::: DATA SECTION

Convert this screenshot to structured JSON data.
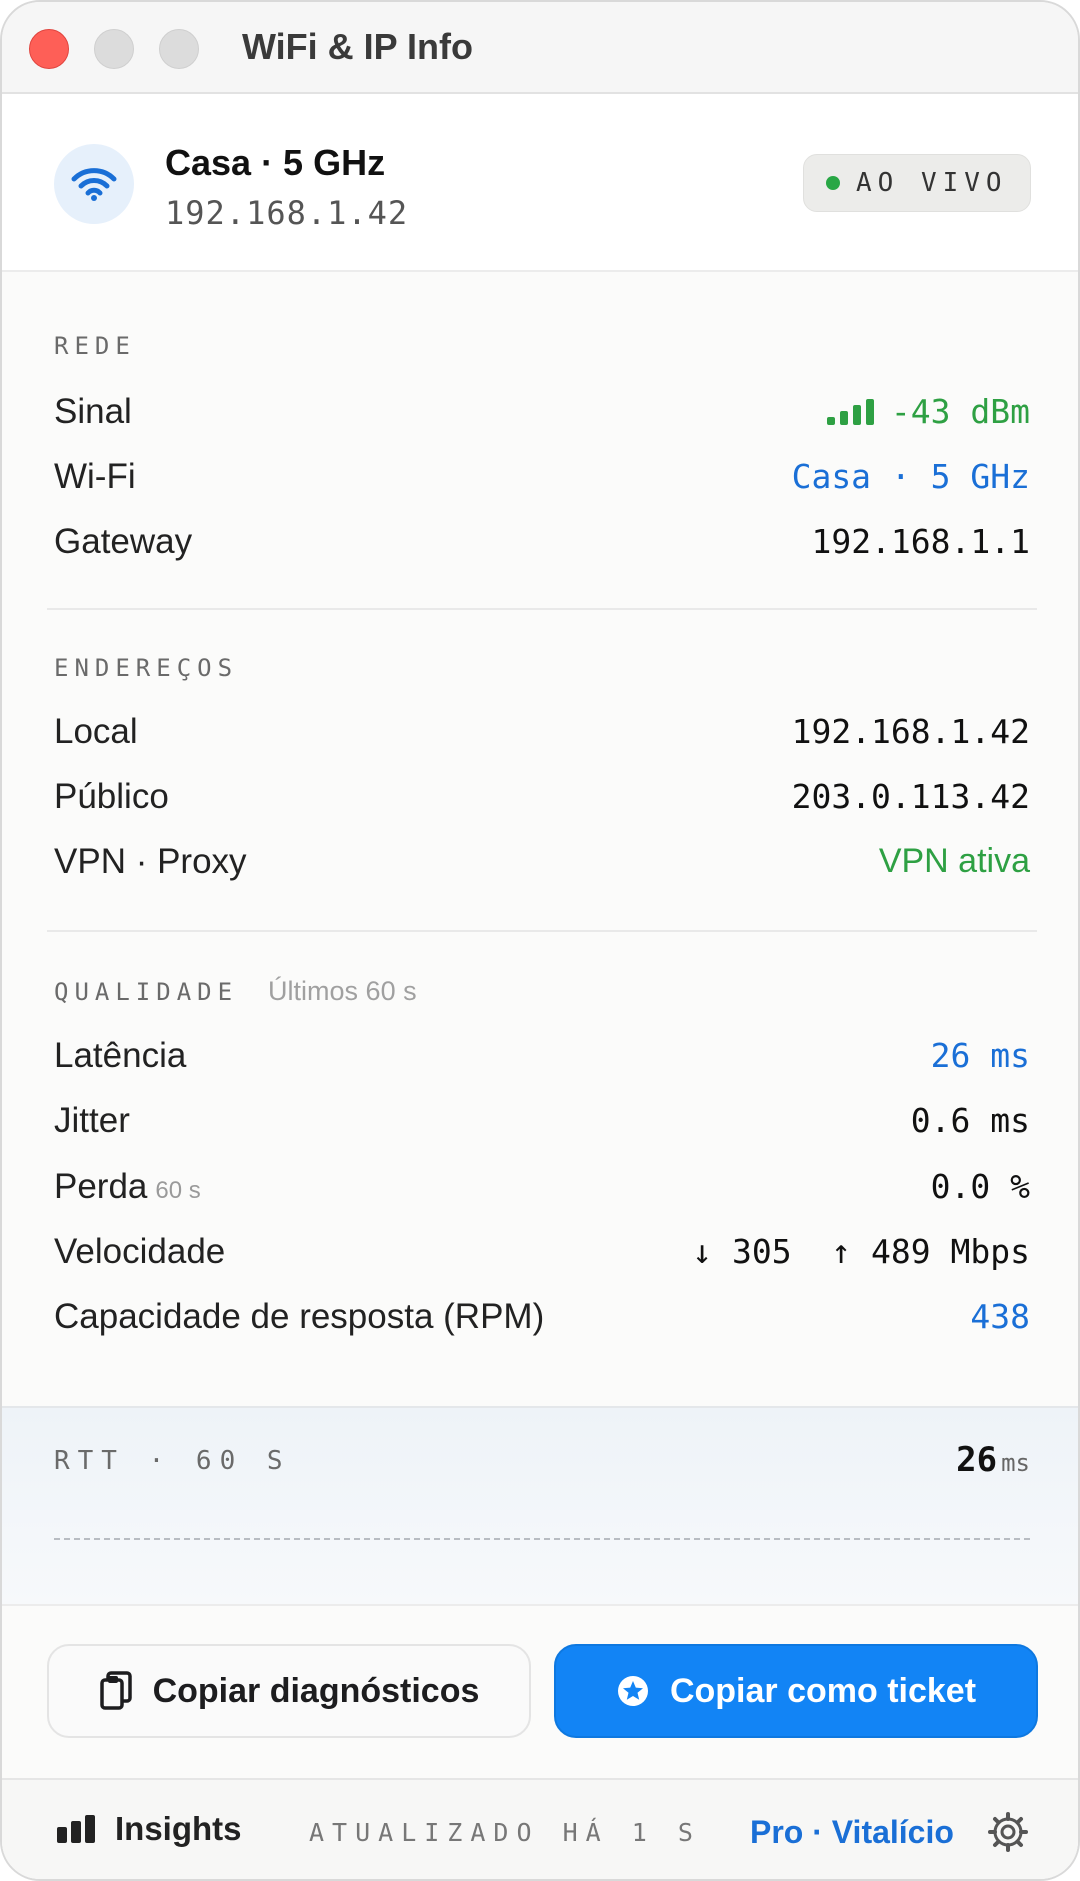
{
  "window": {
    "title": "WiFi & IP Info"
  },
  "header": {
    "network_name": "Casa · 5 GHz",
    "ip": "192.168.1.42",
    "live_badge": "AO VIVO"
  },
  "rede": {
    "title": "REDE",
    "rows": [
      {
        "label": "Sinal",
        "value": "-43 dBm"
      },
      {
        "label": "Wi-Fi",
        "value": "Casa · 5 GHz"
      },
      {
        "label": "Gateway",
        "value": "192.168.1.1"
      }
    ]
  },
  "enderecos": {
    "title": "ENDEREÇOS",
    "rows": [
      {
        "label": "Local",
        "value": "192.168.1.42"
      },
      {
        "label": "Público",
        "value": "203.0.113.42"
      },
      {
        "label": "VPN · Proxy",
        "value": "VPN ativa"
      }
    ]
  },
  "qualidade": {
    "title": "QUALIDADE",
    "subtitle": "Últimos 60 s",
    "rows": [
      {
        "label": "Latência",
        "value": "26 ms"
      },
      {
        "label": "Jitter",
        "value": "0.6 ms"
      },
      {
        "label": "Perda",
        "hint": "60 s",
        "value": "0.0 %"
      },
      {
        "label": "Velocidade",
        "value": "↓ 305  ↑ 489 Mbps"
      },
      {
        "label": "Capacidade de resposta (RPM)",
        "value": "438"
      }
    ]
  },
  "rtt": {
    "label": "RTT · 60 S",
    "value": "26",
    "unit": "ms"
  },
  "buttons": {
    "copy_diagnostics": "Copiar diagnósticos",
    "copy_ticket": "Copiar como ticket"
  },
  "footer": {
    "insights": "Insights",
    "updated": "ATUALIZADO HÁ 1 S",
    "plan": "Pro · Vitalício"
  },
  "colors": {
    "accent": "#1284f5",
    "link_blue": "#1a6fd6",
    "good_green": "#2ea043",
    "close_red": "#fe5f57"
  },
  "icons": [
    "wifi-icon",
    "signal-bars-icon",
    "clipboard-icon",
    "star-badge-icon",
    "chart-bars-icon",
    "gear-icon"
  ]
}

::::::
::: DATA SECTION

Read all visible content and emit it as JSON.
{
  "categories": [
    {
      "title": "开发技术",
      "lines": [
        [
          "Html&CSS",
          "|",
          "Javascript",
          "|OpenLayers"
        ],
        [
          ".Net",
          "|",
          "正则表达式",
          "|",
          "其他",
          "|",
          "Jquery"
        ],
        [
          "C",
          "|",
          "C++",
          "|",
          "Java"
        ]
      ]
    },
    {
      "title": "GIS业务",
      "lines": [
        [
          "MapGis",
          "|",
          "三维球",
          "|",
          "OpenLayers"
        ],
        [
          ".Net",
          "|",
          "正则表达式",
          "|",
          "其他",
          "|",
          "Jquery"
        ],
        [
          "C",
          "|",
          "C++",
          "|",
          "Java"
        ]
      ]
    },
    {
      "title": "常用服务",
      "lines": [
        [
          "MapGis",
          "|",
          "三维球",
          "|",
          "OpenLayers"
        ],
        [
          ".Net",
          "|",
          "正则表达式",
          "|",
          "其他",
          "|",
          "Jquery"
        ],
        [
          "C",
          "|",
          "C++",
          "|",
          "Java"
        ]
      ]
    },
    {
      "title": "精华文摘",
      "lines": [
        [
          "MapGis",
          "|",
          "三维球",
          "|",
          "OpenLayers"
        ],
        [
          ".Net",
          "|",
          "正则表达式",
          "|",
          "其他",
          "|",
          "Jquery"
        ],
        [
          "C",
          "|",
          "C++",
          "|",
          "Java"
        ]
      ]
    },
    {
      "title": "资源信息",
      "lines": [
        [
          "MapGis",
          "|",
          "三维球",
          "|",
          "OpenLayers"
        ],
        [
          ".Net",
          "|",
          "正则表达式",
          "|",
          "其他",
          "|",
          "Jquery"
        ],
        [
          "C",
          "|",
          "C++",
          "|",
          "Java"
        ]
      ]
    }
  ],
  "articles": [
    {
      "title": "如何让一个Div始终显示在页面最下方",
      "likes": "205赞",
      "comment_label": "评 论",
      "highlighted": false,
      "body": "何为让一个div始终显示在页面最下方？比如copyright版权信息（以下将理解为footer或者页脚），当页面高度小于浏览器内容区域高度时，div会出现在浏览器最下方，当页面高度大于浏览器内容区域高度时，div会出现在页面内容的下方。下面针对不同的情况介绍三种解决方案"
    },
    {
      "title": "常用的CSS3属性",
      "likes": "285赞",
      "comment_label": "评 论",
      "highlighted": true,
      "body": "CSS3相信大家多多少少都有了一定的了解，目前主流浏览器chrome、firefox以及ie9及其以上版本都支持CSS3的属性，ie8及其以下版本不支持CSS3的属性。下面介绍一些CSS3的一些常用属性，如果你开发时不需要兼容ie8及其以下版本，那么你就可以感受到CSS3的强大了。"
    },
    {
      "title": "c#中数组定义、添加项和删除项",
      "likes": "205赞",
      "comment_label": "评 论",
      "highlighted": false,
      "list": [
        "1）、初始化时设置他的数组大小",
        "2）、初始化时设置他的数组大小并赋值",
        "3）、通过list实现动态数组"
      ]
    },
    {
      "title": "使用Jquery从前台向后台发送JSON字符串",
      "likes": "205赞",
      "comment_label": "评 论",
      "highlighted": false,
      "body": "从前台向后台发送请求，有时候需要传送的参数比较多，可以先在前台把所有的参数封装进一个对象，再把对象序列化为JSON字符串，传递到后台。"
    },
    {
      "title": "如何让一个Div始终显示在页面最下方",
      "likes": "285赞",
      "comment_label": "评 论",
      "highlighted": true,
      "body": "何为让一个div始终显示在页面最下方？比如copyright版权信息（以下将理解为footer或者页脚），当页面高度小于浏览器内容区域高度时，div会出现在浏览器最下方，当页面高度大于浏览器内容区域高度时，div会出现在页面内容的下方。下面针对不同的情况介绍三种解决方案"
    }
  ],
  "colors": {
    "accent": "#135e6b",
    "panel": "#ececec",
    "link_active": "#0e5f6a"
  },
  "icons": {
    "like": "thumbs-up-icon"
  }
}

::::::

PROBLEM DESCRIPTION:
Where a line in the entries holds "Casa", copy that line.

EXPECTED OUTPUT:
    "network_name": "Casa · 5 GHz",
        "value": "Casa · 5 GHz"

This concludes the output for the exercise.